#### [Directions]
Read through the records below and copy each line that uses the word "甲叶片处于黑暗环境下".

----

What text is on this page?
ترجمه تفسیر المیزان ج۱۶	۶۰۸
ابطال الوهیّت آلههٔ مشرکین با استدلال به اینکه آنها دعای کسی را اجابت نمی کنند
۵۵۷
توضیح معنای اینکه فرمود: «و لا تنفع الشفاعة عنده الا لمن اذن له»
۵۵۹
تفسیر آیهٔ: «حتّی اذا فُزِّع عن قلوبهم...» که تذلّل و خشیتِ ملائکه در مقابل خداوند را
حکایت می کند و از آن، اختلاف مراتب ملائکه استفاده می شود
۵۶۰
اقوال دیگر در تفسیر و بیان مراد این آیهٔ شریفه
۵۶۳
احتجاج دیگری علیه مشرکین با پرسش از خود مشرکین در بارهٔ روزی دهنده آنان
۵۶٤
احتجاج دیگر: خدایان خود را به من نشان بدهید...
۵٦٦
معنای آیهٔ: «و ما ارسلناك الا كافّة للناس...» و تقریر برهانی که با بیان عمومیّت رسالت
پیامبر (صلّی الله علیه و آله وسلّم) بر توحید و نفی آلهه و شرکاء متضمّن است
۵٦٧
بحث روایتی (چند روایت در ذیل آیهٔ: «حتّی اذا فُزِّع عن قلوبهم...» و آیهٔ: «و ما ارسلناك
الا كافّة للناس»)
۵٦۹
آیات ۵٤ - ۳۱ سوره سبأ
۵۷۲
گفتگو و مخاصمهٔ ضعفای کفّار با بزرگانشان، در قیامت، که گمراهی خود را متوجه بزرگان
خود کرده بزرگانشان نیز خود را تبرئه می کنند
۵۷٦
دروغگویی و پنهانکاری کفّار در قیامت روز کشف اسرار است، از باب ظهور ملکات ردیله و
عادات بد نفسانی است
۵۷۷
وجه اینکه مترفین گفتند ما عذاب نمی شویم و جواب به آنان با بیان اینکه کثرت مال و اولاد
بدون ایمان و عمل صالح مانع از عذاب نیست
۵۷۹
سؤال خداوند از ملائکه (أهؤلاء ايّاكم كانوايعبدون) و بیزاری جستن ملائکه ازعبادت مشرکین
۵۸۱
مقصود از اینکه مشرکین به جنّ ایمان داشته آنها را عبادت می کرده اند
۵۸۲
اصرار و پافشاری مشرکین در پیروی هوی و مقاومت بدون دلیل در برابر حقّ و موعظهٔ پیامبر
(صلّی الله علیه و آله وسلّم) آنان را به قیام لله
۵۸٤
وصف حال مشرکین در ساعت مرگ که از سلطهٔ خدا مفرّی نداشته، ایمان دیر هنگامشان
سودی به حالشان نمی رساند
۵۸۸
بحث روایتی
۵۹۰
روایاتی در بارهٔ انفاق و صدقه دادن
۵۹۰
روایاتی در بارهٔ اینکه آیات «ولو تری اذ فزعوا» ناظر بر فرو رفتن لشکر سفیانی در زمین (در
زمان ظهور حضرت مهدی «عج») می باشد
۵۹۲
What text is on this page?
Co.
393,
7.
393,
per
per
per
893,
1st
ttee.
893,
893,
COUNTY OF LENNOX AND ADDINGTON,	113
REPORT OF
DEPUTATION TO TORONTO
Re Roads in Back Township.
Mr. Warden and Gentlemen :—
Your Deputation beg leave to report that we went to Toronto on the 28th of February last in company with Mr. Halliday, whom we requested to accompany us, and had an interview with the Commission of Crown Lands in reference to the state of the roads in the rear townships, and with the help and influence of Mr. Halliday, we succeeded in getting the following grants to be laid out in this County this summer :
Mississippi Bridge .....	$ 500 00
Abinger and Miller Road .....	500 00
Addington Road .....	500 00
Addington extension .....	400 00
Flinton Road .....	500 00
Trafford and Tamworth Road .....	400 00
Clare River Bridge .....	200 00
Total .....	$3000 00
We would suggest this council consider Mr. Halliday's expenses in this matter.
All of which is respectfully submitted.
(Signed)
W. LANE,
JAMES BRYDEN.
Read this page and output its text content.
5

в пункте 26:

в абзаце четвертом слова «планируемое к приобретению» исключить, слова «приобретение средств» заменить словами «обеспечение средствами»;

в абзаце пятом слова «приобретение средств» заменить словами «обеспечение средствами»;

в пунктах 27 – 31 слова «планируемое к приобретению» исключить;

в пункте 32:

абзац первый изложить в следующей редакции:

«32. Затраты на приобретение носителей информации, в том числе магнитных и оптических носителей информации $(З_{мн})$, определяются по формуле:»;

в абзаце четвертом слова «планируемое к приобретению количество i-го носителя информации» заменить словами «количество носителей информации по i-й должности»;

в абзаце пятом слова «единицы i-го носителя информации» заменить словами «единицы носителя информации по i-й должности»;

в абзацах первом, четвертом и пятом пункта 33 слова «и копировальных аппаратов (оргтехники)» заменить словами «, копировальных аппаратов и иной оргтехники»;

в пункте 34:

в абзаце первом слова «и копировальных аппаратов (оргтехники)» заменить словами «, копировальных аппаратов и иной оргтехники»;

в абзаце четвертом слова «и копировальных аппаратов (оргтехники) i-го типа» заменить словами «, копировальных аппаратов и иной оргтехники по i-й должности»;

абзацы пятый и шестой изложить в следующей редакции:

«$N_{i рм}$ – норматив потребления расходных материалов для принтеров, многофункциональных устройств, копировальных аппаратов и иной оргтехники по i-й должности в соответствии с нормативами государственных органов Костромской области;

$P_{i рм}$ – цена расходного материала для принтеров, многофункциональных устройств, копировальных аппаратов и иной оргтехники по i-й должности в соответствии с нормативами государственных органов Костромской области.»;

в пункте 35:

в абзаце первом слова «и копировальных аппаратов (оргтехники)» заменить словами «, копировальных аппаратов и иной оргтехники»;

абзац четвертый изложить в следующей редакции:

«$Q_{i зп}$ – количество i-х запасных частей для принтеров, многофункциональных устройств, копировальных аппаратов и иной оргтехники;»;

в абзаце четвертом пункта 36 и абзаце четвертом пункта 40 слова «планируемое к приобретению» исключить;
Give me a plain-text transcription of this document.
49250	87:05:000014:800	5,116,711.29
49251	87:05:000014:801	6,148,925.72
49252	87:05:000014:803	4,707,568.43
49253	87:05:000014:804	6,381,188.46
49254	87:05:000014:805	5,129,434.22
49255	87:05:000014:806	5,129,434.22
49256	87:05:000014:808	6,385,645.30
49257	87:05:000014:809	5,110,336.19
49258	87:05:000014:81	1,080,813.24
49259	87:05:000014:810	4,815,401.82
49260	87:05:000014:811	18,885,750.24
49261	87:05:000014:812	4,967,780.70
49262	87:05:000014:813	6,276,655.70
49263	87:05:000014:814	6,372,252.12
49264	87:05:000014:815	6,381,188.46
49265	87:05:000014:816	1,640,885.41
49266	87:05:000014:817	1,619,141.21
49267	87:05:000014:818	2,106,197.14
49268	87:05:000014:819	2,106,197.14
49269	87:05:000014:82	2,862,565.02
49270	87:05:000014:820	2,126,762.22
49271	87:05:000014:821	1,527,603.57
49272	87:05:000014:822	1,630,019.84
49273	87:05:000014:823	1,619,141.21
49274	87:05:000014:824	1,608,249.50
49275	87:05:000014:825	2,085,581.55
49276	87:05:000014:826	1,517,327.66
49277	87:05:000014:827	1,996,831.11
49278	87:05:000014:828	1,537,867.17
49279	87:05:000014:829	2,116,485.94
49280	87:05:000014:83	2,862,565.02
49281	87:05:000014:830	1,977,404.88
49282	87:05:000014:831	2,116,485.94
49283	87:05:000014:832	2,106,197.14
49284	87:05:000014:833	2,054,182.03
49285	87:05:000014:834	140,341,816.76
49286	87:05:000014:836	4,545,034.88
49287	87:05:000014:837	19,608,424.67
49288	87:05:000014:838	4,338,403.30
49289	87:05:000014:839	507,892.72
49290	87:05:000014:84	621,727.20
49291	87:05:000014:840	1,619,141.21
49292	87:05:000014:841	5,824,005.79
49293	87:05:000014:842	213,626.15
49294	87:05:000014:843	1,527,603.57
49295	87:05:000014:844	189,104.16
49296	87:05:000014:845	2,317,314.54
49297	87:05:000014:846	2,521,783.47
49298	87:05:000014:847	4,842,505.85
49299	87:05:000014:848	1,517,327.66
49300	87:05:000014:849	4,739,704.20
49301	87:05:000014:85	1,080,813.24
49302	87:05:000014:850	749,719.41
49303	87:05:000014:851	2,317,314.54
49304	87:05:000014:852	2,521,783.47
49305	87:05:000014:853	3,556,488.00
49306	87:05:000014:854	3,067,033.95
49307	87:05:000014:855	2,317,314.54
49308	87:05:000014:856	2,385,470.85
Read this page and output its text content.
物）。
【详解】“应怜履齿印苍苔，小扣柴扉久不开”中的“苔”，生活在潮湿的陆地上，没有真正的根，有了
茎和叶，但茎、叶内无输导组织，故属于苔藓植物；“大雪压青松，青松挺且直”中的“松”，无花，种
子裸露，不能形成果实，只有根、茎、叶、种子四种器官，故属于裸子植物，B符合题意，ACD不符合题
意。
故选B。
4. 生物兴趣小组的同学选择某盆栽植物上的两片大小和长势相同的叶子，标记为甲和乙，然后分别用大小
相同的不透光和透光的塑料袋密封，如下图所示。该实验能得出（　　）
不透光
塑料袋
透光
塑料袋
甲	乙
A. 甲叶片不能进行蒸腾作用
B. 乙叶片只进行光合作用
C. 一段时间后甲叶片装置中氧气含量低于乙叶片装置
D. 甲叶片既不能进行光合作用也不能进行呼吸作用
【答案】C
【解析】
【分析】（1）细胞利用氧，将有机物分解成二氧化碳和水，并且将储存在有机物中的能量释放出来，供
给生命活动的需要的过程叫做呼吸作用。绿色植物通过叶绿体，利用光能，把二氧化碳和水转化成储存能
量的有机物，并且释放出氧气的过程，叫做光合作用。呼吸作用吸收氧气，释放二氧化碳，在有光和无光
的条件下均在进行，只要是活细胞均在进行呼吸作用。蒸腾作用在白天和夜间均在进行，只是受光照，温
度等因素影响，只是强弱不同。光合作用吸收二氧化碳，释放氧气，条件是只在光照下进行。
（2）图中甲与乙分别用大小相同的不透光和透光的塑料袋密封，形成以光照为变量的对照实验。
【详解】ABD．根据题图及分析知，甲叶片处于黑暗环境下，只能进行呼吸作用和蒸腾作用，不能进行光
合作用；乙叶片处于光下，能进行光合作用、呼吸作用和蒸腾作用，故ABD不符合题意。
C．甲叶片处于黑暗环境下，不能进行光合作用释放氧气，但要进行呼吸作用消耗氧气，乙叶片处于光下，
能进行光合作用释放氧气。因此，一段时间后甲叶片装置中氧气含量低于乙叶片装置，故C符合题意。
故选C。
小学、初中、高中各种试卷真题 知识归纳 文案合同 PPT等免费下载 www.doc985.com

----

#### [Exercise answer]
【详解】ABD．根据题图及分析知，甲叶片处于黑暗环境下，只能进行呼吸作用和蒸腾作用，不能进行光
C．甲叶片处于黑暗环境下，不能进行光合作用释放氧气，但要进行呼吸作用消耗氧气，乙叶片处于光下，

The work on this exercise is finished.